THE INPUT
┌────────

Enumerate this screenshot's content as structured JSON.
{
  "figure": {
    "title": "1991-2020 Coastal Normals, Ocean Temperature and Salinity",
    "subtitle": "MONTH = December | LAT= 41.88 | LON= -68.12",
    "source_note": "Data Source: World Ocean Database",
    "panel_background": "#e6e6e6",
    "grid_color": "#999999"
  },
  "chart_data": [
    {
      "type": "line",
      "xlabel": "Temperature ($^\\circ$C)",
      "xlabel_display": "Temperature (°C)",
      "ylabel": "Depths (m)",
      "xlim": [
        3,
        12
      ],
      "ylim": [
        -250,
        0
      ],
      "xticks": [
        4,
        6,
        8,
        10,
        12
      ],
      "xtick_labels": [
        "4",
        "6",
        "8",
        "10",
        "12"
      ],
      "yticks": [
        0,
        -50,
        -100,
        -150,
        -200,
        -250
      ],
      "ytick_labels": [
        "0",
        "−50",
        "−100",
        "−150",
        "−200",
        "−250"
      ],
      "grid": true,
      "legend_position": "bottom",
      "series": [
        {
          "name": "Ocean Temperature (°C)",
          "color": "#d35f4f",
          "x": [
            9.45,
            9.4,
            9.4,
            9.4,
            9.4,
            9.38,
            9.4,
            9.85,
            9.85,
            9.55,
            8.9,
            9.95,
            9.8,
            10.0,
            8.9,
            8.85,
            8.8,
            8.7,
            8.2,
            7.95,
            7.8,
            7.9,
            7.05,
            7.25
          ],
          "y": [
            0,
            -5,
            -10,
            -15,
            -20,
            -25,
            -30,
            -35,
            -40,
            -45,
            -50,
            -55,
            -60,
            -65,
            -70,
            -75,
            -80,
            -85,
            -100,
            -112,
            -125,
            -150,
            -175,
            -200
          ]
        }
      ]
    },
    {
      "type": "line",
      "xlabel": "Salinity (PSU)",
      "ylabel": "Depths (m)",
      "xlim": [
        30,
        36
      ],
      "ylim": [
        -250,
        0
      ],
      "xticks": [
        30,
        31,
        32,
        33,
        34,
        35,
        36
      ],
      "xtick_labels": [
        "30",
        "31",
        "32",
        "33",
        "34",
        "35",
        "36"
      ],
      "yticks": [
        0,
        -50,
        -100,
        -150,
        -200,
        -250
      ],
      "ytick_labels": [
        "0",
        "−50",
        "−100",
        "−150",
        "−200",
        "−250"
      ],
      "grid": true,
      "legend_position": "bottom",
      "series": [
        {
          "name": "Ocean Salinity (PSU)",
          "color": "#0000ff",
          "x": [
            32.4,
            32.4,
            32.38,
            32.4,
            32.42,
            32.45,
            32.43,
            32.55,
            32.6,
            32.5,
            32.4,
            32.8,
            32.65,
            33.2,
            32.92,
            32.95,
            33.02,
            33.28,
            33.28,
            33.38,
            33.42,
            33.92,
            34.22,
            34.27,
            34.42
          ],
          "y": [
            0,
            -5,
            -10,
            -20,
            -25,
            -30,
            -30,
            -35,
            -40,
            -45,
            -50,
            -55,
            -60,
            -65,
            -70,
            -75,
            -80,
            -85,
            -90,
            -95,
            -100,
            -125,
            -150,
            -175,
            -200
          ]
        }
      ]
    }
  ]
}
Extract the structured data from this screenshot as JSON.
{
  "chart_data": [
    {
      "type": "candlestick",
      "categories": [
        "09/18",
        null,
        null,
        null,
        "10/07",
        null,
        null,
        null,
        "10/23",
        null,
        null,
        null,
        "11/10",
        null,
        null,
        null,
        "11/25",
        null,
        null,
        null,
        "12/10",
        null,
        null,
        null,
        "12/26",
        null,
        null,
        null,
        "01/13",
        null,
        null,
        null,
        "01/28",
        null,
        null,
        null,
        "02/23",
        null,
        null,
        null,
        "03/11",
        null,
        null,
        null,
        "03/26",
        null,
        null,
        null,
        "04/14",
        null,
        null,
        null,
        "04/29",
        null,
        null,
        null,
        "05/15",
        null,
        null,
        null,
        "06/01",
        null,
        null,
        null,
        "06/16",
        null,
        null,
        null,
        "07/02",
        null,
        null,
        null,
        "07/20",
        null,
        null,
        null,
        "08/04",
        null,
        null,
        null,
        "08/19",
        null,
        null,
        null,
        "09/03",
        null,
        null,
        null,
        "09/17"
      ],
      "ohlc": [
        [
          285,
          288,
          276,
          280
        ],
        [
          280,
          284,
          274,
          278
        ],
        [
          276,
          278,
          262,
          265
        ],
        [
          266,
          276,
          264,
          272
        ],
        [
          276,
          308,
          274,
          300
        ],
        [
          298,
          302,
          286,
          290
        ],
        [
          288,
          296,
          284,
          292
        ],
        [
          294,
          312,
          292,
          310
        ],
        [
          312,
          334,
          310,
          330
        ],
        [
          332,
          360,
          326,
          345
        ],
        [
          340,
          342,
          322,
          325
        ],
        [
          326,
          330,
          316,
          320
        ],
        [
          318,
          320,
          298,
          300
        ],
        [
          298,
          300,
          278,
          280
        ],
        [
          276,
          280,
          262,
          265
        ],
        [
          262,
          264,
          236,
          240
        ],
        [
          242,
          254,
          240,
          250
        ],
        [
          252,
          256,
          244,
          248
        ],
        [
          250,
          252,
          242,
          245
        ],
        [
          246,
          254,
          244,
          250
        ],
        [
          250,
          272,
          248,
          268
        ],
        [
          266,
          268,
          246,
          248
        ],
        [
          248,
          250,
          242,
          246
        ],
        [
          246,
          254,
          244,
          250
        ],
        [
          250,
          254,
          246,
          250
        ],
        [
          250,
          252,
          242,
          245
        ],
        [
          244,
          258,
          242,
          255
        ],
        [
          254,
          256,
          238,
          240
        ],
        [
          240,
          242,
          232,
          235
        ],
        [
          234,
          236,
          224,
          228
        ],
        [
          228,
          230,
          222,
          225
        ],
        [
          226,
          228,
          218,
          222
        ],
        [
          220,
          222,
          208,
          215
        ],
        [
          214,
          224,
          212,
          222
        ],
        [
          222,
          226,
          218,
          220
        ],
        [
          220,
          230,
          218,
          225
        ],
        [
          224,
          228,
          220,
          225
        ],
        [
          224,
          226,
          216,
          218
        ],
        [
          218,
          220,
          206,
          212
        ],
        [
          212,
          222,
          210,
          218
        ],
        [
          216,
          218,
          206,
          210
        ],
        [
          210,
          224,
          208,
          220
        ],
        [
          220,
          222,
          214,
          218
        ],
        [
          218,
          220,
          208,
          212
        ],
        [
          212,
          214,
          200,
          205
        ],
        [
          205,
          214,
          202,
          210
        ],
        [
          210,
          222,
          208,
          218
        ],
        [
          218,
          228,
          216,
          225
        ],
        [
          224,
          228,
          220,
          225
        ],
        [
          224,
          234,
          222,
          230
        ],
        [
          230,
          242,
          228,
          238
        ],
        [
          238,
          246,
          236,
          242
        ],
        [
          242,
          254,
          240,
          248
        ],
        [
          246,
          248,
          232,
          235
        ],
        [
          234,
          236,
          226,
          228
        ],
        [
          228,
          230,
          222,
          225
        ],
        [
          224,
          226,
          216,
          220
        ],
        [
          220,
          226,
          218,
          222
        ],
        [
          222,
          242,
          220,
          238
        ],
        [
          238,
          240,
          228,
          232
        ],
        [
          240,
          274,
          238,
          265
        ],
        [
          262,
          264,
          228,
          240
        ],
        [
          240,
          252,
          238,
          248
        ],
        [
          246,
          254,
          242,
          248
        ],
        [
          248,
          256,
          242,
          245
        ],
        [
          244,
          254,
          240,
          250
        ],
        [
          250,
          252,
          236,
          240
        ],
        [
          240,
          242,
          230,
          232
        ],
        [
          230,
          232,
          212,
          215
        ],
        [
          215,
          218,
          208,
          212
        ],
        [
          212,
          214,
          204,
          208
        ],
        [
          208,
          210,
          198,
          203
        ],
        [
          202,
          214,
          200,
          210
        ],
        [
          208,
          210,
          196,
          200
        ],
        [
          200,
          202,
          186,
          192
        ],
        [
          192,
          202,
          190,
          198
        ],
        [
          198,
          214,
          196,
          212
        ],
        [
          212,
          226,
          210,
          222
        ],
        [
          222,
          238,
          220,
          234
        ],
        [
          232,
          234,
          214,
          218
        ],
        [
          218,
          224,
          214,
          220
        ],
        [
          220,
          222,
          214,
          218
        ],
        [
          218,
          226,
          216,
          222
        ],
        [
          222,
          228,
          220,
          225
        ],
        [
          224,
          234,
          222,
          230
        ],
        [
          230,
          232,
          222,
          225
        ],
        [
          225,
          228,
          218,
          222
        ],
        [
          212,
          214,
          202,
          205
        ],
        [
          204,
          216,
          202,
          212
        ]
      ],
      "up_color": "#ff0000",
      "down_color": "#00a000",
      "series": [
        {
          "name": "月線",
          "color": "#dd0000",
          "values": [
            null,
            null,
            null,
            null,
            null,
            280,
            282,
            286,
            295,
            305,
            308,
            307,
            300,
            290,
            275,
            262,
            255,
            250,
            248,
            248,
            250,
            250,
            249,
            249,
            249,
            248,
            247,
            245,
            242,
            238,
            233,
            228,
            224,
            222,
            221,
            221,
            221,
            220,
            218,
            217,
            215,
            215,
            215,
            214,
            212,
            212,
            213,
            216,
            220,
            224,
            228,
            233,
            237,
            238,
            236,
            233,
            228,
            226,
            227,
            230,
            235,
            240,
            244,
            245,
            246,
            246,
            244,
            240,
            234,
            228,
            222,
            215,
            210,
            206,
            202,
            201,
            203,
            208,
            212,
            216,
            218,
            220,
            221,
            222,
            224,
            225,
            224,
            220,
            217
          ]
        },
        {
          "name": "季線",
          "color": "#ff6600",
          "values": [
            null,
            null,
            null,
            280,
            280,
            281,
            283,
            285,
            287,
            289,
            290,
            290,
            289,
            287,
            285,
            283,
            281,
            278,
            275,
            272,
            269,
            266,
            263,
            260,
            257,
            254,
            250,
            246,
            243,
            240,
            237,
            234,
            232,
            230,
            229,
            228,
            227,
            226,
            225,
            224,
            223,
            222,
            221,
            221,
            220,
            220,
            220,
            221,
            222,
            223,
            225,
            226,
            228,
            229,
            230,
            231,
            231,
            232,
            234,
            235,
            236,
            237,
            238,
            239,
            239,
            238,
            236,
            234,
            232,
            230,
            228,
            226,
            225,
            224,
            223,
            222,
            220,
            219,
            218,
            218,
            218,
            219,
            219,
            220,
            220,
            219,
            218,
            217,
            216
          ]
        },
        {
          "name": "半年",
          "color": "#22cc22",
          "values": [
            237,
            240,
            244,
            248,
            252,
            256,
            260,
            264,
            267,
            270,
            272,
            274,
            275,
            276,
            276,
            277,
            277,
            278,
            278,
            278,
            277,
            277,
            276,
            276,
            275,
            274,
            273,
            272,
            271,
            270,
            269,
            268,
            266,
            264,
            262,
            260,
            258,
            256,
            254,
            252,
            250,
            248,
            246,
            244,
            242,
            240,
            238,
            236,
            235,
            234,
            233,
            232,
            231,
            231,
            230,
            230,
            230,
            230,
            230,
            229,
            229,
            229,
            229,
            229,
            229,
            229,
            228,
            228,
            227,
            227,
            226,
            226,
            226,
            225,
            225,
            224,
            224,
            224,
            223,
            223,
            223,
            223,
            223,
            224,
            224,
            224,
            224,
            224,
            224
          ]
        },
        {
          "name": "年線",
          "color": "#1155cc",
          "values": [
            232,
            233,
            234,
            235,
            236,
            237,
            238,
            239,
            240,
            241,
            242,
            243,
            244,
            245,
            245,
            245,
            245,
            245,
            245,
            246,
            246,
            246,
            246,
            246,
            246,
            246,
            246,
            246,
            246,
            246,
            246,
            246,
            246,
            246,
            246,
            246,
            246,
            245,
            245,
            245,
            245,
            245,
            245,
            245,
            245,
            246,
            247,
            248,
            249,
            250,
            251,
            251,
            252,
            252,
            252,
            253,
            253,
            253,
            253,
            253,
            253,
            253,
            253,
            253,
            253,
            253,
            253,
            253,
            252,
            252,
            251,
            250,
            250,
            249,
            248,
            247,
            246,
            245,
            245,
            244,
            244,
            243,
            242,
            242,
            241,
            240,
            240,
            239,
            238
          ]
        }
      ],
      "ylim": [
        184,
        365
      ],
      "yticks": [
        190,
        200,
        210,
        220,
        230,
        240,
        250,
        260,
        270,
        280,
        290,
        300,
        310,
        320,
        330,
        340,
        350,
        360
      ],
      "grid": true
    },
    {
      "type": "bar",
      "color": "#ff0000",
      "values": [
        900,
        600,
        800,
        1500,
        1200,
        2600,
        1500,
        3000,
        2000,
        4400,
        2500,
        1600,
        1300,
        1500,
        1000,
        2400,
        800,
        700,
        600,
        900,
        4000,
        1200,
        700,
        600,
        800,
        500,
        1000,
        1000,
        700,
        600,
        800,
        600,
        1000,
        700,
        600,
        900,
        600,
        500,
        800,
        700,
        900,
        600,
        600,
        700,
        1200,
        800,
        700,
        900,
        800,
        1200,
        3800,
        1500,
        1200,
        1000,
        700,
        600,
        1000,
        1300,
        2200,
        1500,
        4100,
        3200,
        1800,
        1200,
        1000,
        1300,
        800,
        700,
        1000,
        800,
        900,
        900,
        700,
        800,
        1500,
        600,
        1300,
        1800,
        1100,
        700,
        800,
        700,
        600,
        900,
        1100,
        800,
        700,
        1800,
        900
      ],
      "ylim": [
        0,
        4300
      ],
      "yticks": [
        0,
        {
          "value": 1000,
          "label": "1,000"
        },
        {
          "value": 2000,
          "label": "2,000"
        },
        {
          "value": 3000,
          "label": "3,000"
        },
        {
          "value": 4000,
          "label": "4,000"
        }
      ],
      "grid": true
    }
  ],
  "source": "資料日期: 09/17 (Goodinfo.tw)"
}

└────────

TASK
Check each line of the records for the word "Ocean", and show the lines that contain it.

RESPONSE TO THE EXERCISE
    "title": "1991-2020 Coastal Normals, Ocean Temperature and Salinity",
    "source_note": "Data Source: World Ocean Database",
          "name": "Ocean Temperature (°C)",
          "name": "Ocean Salinity (PSU)",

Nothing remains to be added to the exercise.